**GIVEN INSTRUCTION**
Below are records. Count every line containing the word "элементы" and give the number alone.

>> Start DATA LINES

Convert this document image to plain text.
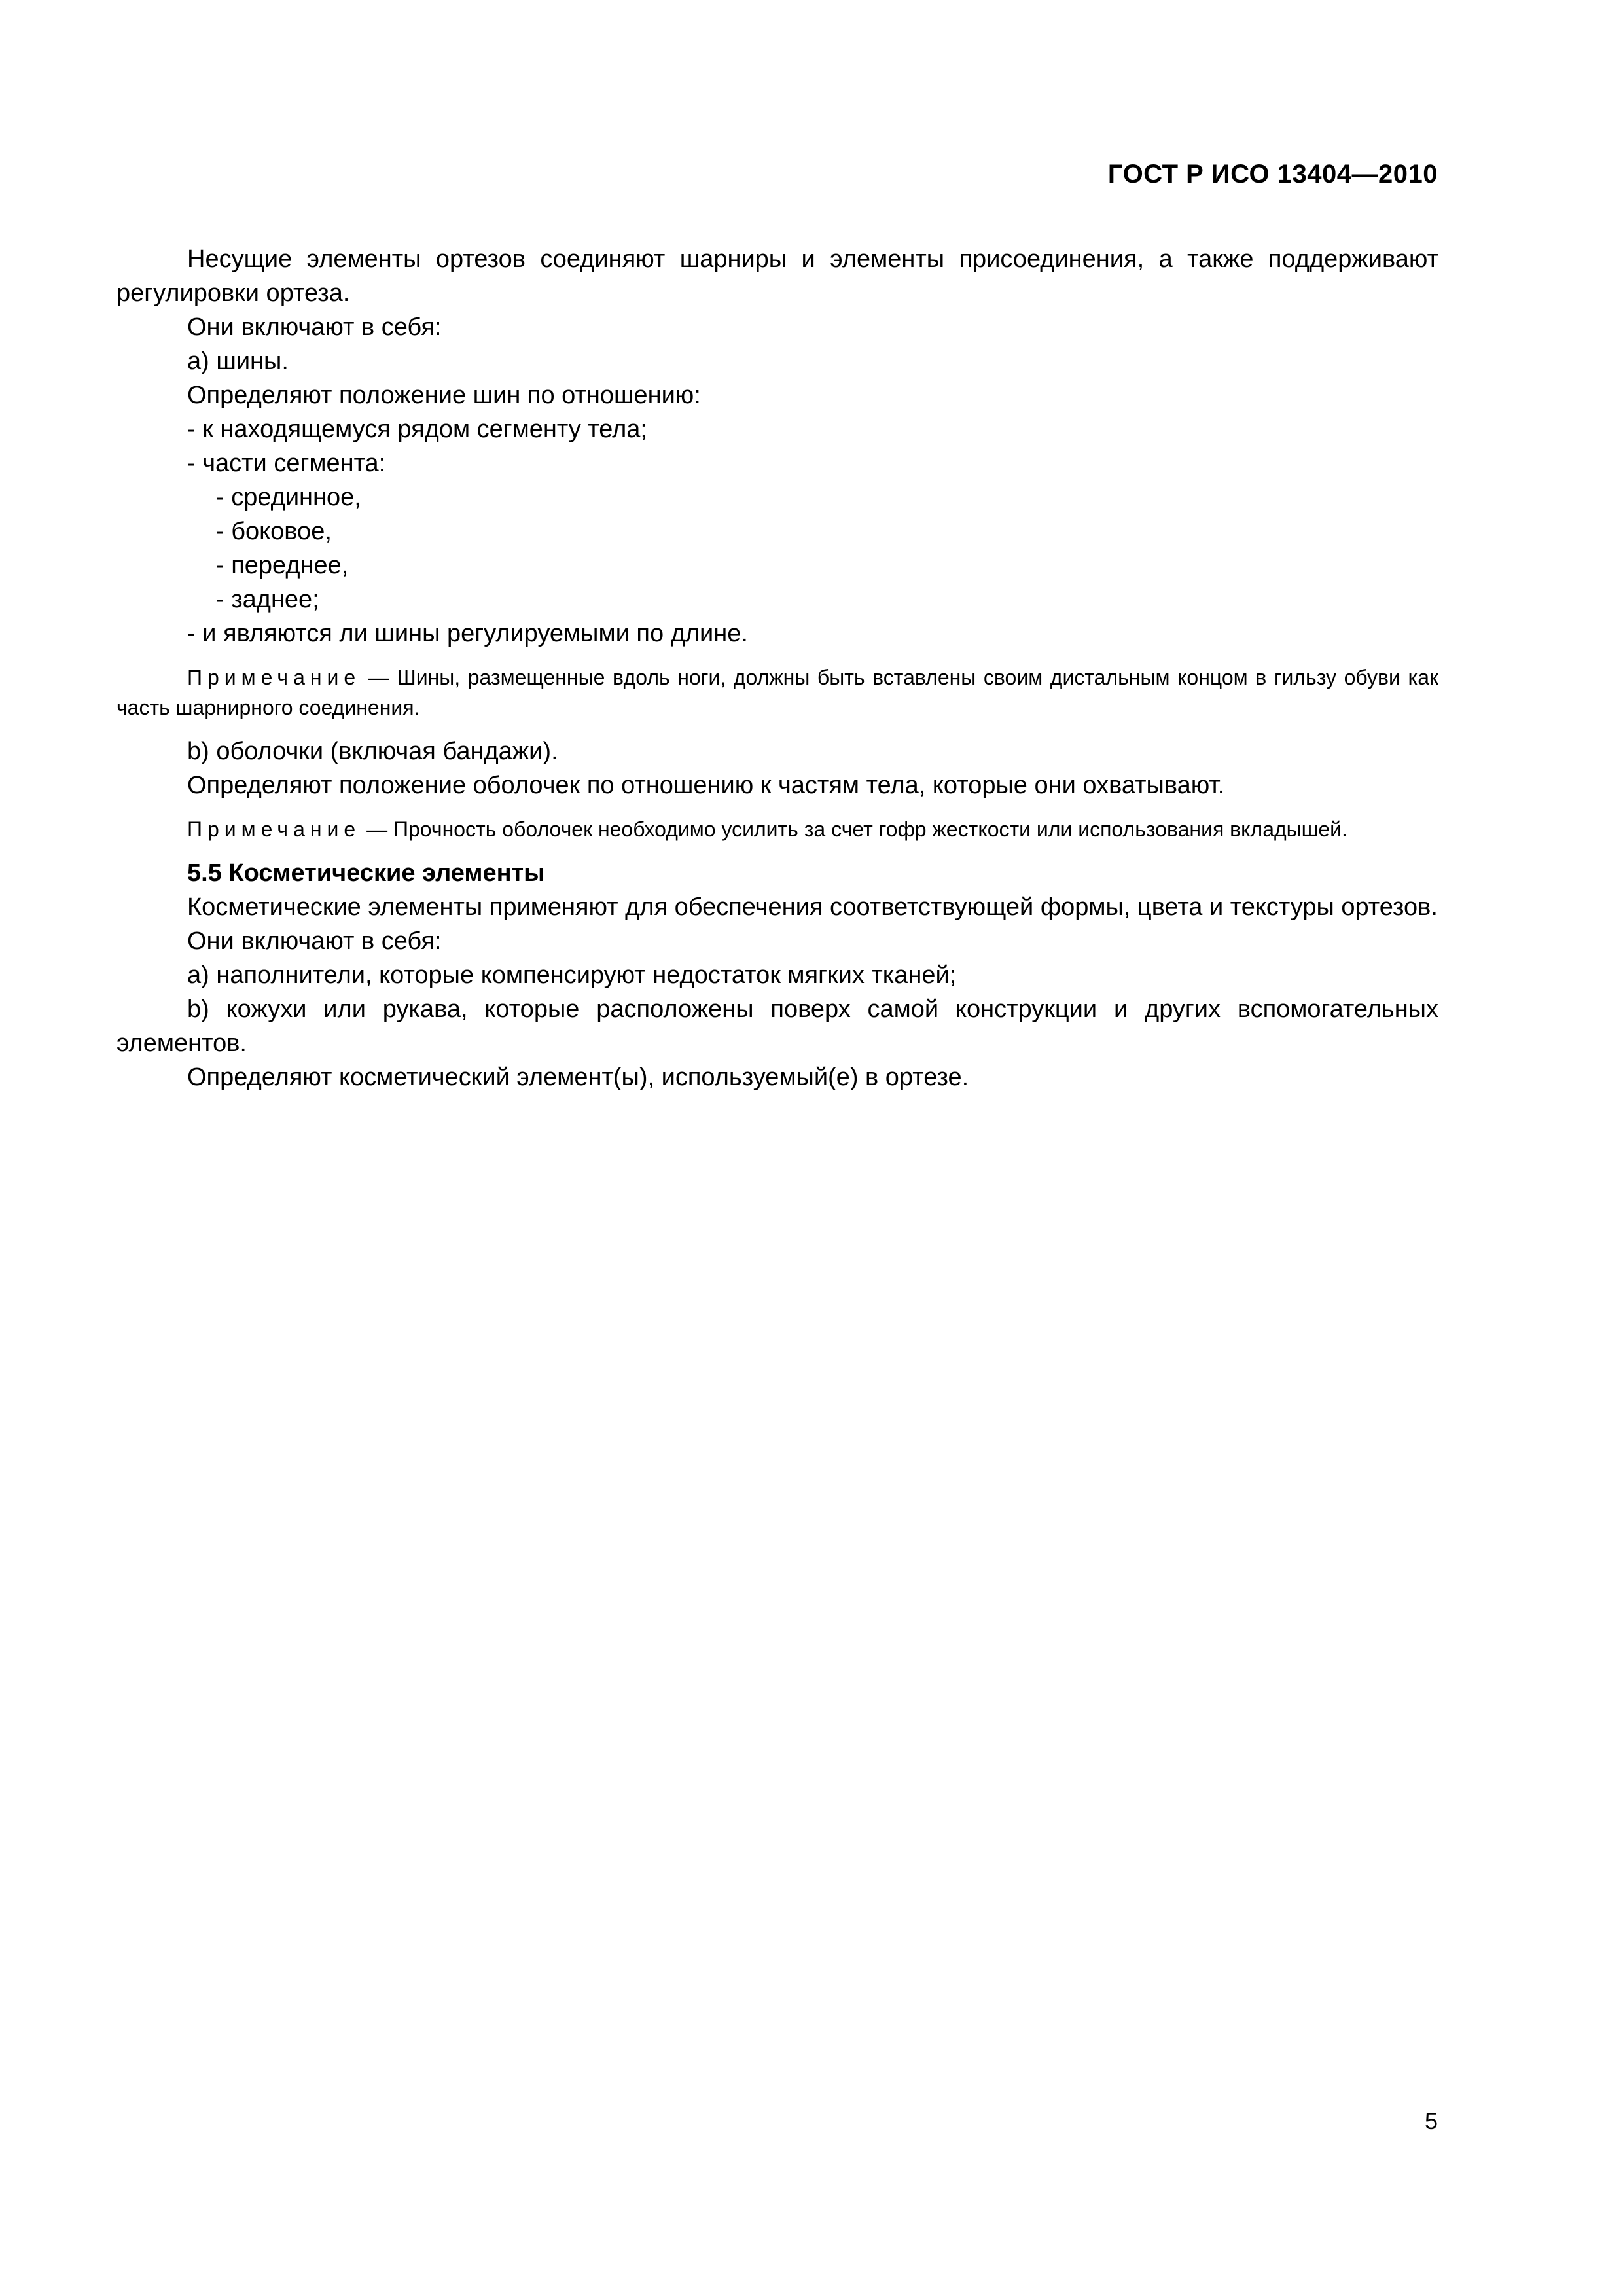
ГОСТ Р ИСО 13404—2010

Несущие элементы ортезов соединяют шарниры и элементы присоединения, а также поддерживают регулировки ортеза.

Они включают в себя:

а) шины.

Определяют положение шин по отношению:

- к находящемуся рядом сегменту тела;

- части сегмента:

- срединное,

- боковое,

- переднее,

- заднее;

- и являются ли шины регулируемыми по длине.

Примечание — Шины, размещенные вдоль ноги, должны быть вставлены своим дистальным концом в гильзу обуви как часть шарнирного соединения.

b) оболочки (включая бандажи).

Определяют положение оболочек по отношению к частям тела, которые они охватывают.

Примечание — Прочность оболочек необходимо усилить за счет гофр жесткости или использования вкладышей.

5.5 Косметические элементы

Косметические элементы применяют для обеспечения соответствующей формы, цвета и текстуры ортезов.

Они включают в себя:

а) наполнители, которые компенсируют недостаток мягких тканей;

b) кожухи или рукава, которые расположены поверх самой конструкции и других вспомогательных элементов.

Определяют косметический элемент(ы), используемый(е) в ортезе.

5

>> End DATA LINES
>> Start DATA LINES

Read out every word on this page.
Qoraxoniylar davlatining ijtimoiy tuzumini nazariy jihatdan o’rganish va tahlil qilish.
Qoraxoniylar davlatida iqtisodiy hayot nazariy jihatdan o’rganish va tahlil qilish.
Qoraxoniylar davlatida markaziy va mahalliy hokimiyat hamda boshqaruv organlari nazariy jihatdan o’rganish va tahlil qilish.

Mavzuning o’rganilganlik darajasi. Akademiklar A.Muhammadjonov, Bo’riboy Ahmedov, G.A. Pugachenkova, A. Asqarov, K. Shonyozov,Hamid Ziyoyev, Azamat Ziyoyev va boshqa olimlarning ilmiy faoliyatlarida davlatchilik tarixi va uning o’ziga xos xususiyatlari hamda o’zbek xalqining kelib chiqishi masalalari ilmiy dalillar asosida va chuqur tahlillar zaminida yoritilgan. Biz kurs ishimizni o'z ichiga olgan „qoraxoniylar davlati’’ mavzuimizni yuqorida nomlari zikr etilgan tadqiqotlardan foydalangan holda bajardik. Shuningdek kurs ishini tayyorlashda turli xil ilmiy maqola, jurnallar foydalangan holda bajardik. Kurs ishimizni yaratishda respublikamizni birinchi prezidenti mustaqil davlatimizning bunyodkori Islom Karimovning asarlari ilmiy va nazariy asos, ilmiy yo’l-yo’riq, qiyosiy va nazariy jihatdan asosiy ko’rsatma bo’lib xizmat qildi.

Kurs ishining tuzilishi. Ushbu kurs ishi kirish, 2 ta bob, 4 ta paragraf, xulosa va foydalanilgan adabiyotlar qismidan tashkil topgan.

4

>> End DATA LINES
>> Start DATA LINES

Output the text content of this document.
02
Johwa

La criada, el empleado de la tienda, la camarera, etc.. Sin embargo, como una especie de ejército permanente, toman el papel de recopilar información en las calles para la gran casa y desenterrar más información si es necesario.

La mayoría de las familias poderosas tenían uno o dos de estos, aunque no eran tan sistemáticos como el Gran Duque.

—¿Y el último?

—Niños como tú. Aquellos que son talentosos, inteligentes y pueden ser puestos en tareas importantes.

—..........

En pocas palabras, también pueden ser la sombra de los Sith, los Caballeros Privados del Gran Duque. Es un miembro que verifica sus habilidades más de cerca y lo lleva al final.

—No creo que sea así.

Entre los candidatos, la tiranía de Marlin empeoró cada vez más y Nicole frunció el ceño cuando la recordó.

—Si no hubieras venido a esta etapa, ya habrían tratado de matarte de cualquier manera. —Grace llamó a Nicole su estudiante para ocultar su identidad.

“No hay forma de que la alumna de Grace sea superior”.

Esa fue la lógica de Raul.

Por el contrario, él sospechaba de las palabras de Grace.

>> End DATA LINES

**RESPONSE FOR THIS EXERCISE**
3